El coctel chino es más complejo de lo que deja ver la analogía entre la vieja y la nueva muralla (el “Great Firewall”). Siguiendo a Adam Segal y su libro Hacked World Order, China concibe sin tapujos que Internet es un “arma de doble filo”, es decir, un instrumento “esencial para crecimiento económico y la buena gobernanza”, pero también “una gran amenaza para estabilidad doméstica y la legitimidad del régimen”. Por más simple que parezca esa concepción, supone cerrar la grieta entre el discurso y la acción que caracteriza al discurso liberal-centrista en general y a la neutralidad de la red en particular (aquí, Gustavo Fontanals analiza algunos de sus claroscuros).

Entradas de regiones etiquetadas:
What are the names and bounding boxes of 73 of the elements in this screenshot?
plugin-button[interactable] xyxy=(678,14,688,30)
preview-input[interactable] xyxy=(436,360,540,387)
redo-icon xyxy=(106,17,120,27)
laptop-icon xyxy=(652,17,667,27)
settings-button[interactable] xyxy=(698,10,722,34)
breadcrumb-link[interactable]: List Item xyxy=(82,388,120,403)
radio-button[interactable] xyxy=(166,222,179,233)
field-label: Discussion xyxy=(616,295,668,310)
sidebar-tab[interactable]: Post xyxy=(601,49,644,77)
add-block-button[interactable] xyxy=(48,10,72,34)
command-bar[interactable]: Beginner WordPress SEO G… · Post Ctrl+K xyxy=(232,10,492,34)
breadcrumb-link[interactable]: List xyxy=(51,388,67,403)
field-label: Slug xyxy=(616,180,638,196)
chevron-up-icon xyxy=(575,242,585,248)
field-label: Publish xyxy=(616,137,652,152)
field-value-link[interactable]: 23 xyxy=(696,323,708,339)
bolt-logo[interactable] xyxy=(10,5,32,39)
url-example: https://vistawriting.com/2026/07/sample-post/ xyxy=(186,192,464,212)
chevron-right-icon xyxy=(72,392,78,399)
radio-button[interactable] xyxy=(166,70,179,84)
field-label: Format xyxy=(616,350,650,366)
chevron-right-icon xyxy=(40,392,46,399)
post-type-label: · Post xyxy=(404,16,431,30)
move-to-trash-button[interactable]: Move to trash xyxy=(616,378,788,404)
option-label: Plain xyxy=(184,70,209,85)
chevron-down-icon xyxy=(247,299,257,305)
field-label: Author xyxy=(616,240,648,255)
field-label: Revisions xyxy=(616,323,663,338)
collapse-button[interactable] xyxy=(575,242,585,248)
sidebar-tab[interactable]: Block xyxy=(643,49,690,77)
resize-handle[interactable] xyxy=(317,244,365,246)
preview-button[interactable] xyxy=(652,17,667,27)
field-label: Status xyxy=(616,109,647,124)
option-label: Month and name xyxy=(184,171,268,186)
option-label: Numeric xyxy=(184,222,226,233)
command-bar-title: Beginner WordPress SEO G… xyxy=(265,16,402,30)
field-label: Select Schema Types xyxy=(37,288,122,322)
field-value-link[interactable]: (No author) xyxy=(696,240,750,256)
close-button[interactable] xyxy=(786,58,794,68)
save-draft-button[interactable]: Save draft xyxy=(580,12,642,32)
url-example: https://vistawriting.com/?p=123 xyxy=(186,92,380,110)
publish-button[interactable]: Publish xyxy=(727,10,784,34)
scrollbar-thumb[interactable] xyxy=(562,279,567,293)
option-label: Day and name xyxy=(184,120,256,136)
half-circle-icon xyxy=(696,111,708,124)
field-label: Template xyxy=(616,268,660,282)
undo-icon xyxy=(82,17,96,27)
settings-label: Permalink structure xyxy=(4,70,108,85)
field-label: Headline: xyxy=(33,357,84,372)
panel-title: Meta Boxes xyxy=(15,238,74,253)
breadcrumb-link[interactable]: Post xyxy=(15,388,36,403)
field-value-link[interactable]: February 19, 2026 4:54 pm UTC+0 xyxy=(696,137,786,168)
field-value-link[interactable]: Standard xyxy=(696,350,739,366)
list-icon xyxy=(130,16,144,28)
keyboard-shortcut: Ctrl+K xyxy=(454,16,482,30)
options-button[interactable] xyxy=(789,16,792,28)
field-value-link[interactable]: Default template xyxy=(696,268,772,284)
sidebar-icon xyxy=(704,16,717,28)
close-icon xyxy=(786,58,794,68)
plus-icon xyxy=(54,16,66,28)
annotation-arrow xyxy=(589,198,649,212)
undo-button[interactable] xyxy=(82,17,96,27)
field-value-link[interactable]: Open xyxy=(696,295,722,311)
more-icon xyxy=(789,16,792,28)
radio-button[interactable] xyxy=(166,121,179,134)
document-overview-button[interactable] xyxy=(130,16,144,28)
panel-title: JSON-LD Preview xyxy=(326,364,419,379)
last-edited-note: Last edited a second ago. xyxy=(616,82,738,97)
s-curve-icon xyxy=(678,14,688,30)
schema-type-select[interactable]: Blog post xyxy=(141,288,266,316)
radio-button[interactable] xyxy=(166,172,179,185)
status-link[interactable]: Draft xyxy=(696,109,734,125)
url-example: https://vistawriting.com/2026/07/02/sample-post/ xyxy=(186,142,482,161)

▶ **Requisitos del problema**
Transcribe al pie de la letra el fragmento sobre China e Internet, desde las palabras "El coctel chino" hasta las palabras "de sus claroscuros).", incluidas estas últimas.

▶ **Respuesta esperada**
El coctel chino es más complejo de lo que deja ver la analogía entre la vieja y la nueva muralla (el “Great Firewall”). Siguiendo a Adam Segal y su libro Hacked World Order, China concibe sin tapujos que Internet es un “arma de doble filo”, es decir, un instrumento “esencial para crecimiento económico y la buena gobernanza”, pero también “una gran amenaza para estabilidad doméstica y la legitimidad del régimen”. Por más simple que parezca esa concepción, supone cerrar la grieta entre el discurso y la acción que caracteriza al discurso liberal-centrista en general y a la neutralidad de la red en particular (aquí, Gustavo Fontanals analiza algunos de sus claroscuros).